Exercise task
Each record below must be returned exactly as shown.

***** Records for the exercise *****

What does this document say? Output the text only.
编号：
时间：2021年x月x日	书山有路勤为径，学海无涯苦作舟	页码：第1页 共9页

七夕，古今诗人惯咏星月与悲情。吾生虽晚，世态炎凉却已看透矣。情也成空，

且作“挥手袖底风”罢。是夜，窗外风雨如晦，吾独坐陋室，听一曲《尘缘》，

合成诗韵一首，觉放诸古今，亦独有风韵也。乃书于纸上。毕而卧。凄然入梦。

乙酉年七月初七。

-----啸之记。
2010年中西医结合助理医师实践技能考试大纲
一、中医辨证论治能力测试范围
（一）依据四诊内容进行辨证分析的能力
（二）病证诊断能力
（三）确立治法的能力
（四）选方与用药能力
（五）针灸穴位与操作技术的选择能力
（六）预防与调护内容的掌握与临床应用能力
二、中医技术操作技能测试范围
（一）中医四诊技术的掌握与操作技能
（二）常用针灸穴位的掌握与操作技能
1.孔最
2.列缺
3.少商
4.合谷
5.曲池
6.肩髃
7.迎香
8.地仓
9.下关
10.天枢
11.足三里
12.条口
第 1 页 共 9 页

*****

Result for this exercise
What does this document say? Output the text only.
编号：
时间：2021年x月x日	书山有路勤为径，学海无涯苦作舟	页码：第1页 共9页

七夕，古今诗人惯咏星月与悲情。吾生虽晚，世态炎凉却已看透矣。情也成空，

且作“挥手袖底风”罢。是夜，窗外风雨如晦，吾独坐陋室，听一曲《尘缘》，

合成诗韵一首，觉放诸古今，亦独有风韵也。乃书于纸上。毕而卧。凄然入梦。

乙酉年七月初七。

-----啸之记。
2010年中西医结合助理医师实践技能考试大纲
一、中医辨证论治能力测试范围
（一）依据四诊内容进行辨证分析的能力
（二）病证诊断能力
（三）确立治法的能力
（四）选方与用药能力
（五）针灸穴位与操作技术的选择能力
（六）预防与调护内容的掌握与临床应用能力
二、中医技术操作技能测试范围
（一）中医四诊技术的掌握与操作技能
（二）常用针灸穴位的掌握与操作技能
1.孔最
2.列缺
3.少商
4.合谷
5.曲池
6.肩髃
7.迎香
8.地仓
9.下关
10.天枢
11.足三里
12.条口
第 1 页 共 9 页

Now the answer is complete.